■ **EXERCISE TASK**: Pull out each line of the data that includes the word "bottom".

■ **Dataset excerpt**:
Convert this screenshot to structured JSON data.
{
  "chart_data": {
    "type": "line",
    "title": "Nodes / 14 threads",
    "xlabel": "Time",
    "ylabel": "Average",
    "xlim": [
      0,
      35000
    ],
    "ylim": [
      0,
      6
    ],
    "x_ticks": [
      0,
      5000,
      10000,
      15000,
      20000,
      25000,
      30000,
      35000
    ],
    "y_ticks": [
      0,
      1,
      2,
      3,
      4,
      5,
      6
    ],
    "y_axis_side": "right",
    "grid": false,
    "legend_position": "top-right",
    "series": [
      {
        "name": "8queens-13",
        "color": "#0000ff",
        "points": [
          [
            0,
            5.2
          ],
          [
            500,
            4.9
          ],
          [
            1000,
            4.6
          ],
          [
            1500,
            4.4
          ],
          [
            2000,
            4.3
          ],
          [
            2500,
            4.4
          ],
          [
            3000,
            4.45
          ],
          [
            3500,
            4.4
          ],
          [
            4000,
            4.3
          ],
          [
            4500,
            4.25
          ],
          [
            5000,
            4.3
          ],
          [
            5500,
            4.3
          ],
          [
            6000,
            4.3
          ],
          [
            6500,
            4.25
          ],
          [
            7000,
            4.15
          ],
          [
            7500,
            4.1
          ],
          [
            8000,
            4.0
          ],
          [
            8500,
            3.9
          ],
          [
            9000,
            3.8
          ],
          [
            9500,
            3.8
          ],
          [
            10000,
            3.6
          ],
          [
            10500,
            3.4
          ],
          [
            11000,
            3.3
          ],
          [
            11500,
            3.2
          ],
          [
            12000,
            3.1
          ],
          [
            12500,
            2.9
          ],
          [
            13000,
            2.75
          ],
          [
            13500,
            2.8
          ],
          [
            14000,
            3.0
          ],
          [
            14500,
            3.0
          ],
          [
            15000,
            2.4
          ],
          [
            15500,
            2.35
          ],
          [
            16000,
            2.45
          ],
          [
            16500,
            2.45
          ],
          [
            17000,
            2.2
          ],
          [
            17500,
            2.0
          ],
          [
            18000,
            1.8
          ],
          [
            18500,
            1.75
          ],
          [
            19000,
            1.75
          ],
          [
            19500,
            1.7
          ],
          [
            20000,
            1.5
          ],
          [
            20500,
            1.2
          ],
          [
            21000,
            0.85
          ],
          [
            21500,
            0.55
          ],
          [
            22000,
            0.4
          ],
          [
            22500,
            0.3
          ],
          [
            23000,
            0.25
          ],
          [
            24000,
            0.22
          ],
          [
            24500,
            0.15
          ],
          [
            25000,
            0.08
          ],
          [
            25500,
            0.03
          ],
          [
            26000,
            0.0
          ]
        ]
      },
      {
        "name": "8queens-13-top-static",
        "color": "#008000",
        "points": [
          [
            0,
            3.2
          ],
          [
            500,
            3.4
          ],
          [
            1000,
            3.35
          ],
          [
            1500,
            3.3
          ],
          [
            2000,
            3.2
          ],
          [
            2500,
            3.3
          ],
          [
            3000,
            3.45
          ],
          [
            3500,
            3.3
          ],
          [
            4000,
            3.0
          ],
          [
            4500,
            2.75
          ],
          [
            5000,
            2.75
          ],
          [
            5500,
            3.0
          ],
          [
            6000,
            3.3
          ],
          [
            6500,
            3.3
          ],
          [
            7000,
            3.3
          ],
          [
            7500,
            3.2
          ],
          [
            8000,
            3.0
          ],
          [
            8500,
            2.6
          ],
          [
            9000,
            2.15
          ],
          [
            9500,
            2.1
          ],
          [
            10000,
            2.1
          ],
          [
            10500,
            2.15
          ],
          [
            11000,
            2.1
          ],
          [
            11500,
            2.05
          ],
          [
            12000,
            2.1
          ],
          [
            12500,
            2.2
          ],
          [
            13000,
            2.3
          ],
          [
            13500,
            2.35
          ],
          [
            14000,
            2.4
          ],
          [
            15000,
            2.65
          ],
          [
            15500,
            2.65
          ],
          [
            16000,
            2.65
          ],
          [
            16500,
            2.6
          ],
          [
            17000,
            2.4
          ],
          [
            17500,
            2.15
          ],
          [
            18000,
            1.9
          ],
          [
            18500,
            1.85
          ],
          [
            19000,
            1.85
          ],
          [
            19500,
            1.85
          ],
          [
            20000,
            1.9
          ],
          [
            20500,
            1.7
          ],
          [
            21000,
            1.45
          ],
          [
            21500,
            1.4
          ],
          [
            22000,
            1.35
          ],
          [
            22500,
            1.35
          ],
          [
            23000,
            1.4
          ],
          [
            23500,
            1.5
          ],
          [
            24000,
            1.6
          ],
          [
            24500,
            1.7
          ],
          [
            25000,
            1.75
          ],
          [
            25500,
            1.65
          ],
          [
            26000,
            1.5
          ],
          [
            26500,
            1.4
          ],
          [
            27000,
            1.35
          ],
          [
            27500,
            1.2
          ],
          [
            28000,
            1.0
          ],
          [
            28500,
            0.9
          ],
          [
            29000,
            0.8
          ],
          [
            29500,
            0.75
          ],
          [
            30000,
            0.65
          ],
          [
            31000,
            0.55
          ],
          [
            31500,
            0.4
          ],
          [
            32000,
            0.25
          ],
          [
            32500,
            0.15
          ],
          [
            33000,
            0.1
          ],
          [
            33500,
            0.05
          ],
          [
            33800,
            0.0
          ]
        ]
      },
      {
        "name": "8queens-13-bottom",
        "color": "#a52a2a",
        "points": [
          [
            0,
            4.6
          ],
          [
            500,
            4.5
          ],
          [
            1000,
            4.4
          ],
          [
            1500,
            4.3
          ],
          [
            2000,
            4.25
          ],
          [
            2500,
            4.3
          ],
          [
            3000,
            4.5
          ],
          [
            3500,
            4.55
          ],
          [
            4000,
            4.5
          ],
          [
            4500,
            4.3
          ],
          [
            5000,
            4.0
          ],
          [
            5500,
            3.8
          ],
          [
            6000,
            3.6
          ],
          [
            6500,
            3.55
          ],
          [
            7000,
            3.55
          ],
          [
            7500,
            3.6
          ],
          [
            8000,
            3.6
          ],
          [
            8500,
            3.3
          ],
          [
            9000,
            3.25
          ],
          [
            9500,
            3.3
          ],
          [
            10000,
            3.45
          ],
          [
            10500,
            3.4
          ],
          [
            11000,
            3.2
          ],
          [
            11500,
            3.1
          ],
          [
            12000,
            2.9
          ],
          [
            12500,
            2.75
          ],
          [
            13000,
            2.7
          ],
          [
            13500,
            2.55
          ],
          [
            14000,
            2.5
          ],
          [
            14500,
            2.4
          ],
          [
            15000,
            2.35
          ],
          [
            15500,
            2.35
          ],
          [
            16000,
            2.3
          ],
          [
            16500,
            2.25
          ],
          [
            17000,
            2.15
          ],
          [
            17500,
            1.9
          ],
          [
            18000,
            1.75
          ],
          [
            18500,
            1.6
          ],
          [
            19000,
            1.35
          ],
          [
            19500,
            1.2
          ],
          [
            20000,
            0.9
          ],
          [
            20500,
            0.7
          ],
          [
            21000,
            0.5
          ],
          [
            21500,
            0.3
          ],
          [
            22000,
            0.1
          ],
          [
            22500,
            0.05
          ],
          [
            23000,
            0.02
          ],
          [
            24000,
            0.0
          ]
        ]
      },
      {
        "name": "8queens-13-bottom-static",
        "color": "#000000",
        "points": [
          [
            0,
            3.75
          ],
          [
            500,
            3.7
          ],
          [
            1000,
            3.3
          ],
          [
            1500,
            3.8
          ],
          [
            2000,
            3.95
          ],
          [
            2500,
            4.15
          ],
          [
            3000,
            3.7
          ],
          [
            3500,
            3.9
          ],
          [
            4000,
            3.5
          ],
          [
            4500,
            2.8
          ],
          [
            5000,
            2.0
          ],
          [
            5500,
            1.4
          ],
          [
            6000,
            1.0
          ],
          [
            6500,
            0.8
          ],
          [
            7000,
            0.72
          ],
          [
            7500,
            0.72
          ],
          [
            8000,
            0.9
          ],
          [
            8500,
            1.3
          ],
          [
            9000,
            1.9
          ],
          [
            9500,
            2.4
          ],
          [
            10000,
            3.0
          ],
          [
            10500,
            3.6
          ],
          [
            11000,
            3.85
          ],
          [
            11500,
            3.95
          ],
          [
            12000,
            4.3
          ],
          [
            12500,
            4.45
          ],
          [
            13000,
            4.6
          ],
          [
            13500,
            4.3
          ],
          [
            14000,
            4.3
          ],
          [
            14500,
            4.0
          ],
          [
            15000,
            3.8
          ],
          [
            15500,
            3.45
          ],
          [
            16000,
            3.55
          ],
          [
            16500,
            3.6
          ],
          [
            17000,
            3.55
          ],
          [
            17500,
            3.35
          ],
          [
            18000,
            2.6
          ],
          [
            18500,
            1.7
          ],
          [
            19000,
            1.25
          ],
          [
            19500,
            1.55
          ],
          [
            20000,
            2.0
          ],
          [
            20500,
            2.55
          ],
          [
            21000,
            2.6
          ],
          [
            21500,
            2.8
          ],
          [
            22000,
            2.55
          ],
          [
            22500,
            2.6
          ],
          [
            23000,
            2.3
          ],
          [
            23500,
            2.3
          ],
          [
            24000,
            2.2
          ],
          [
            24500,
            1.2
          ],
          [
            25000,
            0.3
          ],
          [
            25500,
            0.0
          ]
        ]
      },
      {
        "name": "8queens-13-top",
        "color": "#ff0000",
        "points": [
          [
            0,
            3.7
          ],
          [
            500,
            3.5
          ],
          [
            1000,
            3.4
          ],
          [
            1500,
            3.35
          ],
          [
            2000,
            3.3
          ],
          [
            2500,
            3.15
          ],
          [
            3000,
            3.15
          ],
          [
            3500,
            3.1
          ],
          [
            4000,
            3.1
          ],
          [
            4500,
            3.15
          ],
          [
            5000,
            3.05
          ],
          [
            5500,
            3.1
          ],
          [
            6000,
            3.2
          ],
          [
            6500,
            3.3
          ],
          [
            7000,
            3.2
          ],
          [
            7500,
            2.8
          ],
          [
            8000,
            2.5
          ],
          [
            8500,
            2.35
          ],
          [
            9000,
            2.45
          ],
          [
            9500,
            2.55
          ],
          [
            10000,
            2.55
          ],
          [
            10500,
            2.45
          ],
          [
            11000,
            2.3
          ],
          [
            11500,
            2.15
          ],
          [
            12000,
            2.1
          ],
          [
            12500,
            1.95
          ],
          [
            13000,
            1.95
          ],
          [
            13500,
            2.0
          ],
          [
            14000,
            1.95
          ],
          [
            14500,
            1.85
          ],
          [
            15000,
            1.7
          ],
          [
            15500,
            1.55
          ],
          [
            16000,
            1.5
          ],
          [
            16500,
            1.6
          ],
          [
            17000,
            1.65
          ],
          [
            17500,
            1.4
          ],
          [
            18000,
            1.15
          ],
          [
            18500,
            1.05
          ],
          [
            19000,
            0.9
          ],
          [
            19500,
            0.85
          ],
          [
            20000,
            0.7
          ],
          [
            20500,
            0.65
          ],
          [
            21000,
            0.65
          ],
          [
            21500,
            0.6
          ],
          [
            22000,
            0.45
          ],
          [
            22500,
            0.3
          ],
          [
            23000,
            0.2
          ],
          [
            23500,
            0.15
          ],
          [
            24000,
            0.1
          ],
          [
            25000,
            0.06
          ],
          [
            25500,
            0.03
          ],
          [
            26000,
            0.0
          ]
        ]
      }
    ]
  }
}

■ **SOLUTION TO THE PROBLEM**:
        "name": "8queens-13-bottom",
        "name": "8queens-13-bottom-static",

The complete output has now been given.